### Teks yang diberikan
Dasar keilmuan ini penting, karena auditor harus mampu menilai tingkat kekritisan bahan dan teknologi proses, dengan berbekal ilmu yang telah dipelajari dan pengalaman. Contohnya acetic acid (asam asetat) dan citric acid (asam sitrat). Meski keduanya terlihat seperti senyawa kimia dan nampak tidak kritis, auditor yang memiliki pengetahuan tepat mengenai bahan mampu secara tepat mengidentifikasi bahwa asam sitrat sangatlah kritis karena lazimnya dihasilkan dari proses fermentasi yang menggunakan media mikrobial sebagai salah satu titik kritis kehalalan. Sementara itu, asam asetat murni hanyalah diproduksi dari reaksi kimia organik biasa yang tidak kritis.

Tanpa ilmu dan pengalaman memadai, auditor yang tidak handal bisa saja menganggap asam sitrat sebagai bahan kimia yang tidak kritis, sementara asam asetat perlu sertifikat halal karena kritis. Hal ini tentu membahayakan jaminan kehalalan produk. Terkait kompetensi auditor, Lembaga Pengkajian Pangan, Obat-obatan, dan Kosmetika Majelis Ulama Indonesia (LPPOM MUI) tercatat sebagai lembaga yang memiliki auditor halal pertama di dunia yang bersertifikat kompetensi dan diakui oleh negara melalui Badan Nasional Sertifikasi Profesi (BNSP). LPPOM MUI memiliki lebih dari 1.000 auditor yang tersebar di 34 provinsi di Indonesia dengan gelar sarjana hingga doktor dari universitas terkemuka didalam dan luar negeri.

Selain itu, secara umum, kompetensi lain yang harus dipenuhi adalah pengetahuan tentang syari’at Islam berkaitan dengan kehalalan produk serta peraturan perundangan tentang jaminan produk halal. Sebagai contoh, auditor harus memahami bahwa istihalah terbatas pada perubahan minuman keras menjadi cuka sesuai Fatwa MUI No. 10 tahun 2018. Perubahan dari tulang babi menjadi gelatin tidak bisa dianggap sebagai istihalah dalam pandangan Fatwa MUI. Mufti dari negara lain bisa saja memiliki pendapat berbeda, namun auditor halal di Indonesia harus berpegang kepada Fatwa MUI sesuai peraturan perundangan yang berlaku di negeri ini.

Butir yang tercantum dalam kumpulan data
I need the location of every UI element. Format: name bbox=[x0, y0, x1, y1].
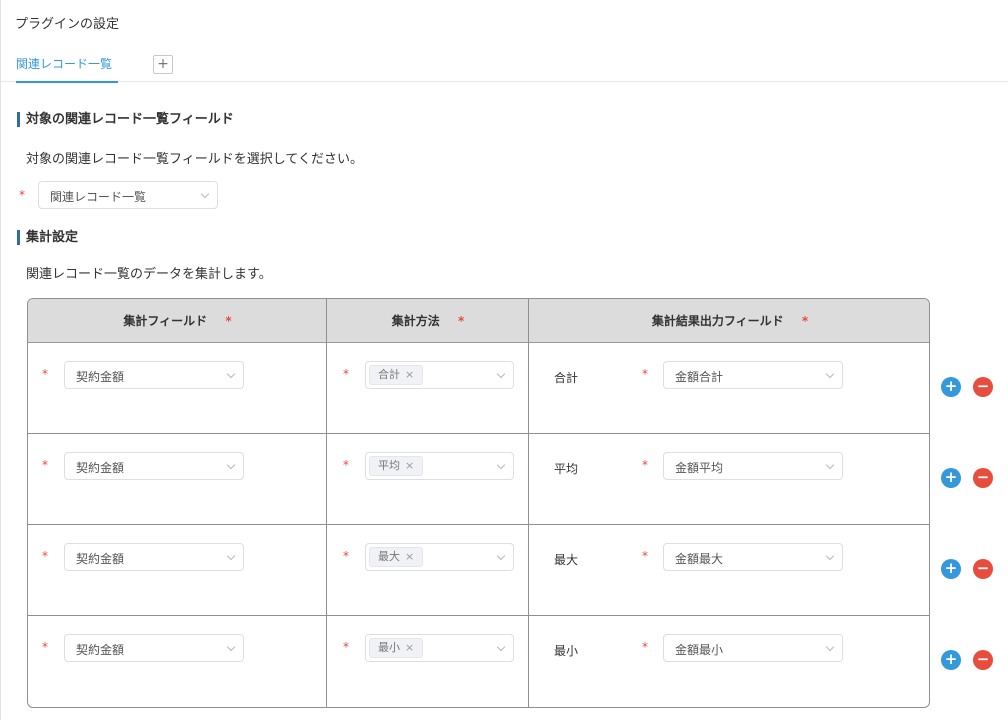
method-label: 最小 bbox=[554, 644, 579, 658]
tag-remove-icon[interactable]: × bbox=[405, 459, 414, 472]
tag-remove-icon[interactable]: × bbox=[405, 368, 414, 381]
chevron-down-icon bbox=[496, 642, 506, 652]
field-select[interactable]: 契約金額 bbox=[64, 361, 244, 389]
remove-row-button[interactable]: − bbox=[973, 377, 993, 397]
header-output: 集計結果出力フィールド * bbox=[651, 314, 809, 328]
chevron-down-icon bbox=[226, 369, 236, 379]
field-select[interactable]: 契約金額 bbox=[64, 452, 244, 480]
output-field-select[interactable]: 金額最小 bbox=[663, 634, 843, 662]
remove-row-button[interactable]: − bbox=[973, 650, 993, 670]
table-row: * 契約金額 * 合計 × 合計 * 金額合計 bbox=[28, 343, 929, 434]
table-row: * 契約金額 * 最小 × 最小 * 金額最小 bbox=[28, 616, 929, 707]
chevron-down-icon bbox=[825, 460, 835, 470]
chevron-down-icon bbox=[496, 369, 506, 379]
output-field-select[interactable]: 金額最大 bbox=[663, 543, 843, 571]
method-select[interactable]: 最小 × bbox=[365, 634, 514, 662]
field-select[interactable]: 契約金額 bbox=[64, 543, 244, 571]
chevron-down-icon bbox=[226, 642, 236, 652]
method-tag: 平均 × bbox=[369, 456, 424, 476]
method-tag: 最大 × bbox=[369, 547, 424, 567]
method-select[interactable]: 合計 × bbox=[365, 361, 514, 389]
chevron-down-icon bbox=[496, 460, 506, 470]
section-description-target-field: 対象の関連レコード一覧フィールドを選択してください。 bbox=[26, 152, 363, 167]
chevron-down-icon bbox=[825, 369, 835, 379]
section-description-aggregation: 関連レコード一覧のデータを集計します。 bbox=[26, 267, 272, 282]
chevron-down-icon bbox=[496, 551, 506, 561]
method-label: 合計 bbox=[554, 371, 579, 385]
add-row-button[interactable]: + bbox=[941, 650, 961, 670]
method-select[interactable]: 平均 × bbox=[365, 452, 514, 480]
table-header: 集計フィールド * 集計方法 * 集計結果出力フィールド * bbox=[28, 299, 929, 343]
output-field-select[interactable]: 金額平均 bbox=[663, 452, 843, 480]
header-method: 集計方法 * bbox=[391, 314, 465, 328]
method-tag: 最小 × bbox=[369, 638, 424, 658]
remove-row-button[interactable]: − bbox=[973, 559, 993, 579]
tab-related-records[interactable]: 関連レコード一覧 bbox=[16, 55, 118, 83]
related-records-select[interactable]: 関連レコード一覧 bbox=[38, 181, 218, 209]
header-field: 集計フィールド * bbox=[123, 314, 232, 328]
method-label: 平均 bbox=[554, 462, 579, 476]
remove-row-button[interactable]: − bbox=[973, 468, 993, 488]
add-tab-button[interactable]: + bbox=[153, 55, 173, 74]
tag-remove-icon[interactable]: × bbox=[405, 641, 414, 654]
table-row: * 契約金額 * 平均 × 平均 * 金額平均 bbox=[28, 434, 929, 525]
chevron-down-icon bbox=[825, 551, 835, 561]
page-title: プラグインの設定 bbox=[15, 17, 120, 32]
tab-bar: 関連レコード一覧 + bbox=[1, 50, 1008, 83]
select-value: 関連レコード一覧 bbox=[50, 190, 147, 204]
section-title-target-field: 対象の関連レコード一覧フィールド bbox=[17, 112, 234, 127]
field-select[interactable]: 契約金額 bbox=[64, 634, 244, 662]
plugin-settings-page: プラグインの設定 関連レコード一覧 + 対象の関連レコード一覧フィールド 対象の… bbox=[0, 0, 1008, 720]
method-label: 最大 bbox=[554, 553, 579, 567]
add-row-button[interactable]: + bbox=[941, 559, 961, 579]
method-select[interactable]: 最大 × bbox=[365, 543, 514, 571]
method-tag: 合計 × bbox=[369, 365, 424, 385]
output-field-select[interactable]: 金額合計 bbox=[663, 361, 843, 389]
aggregation-table: 集計フィールド * 集計方法 * 集計結果出力フィールド * * 契約金額 * … bbox=[27, 298, 930, 708]
chevron-down-icon bbox=[200, 189, 210, 199]
add-row-button[interactable]: + bbox=[941, 377, 961, 397]
add-row-button[interactable]: + bbox=[941, 468, 961, 488]
table-row: * 契約金額 * 最大 × 最大 * 金額最大 bbox=[28, 525, 929, 616]
tag-remove-icon[interactable]: × bbox=[405, 550, 414, 563]
chevron-down-icon bbox=[226, 551, 236, 561]
chevron-down-icon bbox=[226, 460, 236, 470]
chevron-down-icon bbox=[825, 642, 835, 652]
required-mark: * bbox=[19, 188, 25, 202]
section-title-aggregation: 集計設定 bbox=[17, 230, 78, 245]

### Tugas yang diberikan
Lanjutkan teks tentang kompetensi auditor halal, mulai tepat setelah kalimat terakhirnya. Baris-baris tersebut adalah bahan tersendiri yang terpisah dari teks.

### Jawaban tugas
Pentingnya pemahaman peraturan perundangan-undangan ini juga dikaitkan dengan Keputusan Menteri Agama No. 1360 Tahun 2021 tentang bahan baku yang tidak memerlukan sertifikat halal. Auditor tidak boleh meminta sertifikat halal atas bahan yang termaktub dalam auturan ini, karena berarti selain bertindak berlebihan, ini tentu akan menyulitkan perusahaan yang harus menyediakan dokumen yang tidak diperlukan. Auditor juga harus mampu menjawab pertanyaan pelaku usaha terkait prosedur sertifikasi halal, seperti langkah di Sihalal untuk mengurus sertifikat halal.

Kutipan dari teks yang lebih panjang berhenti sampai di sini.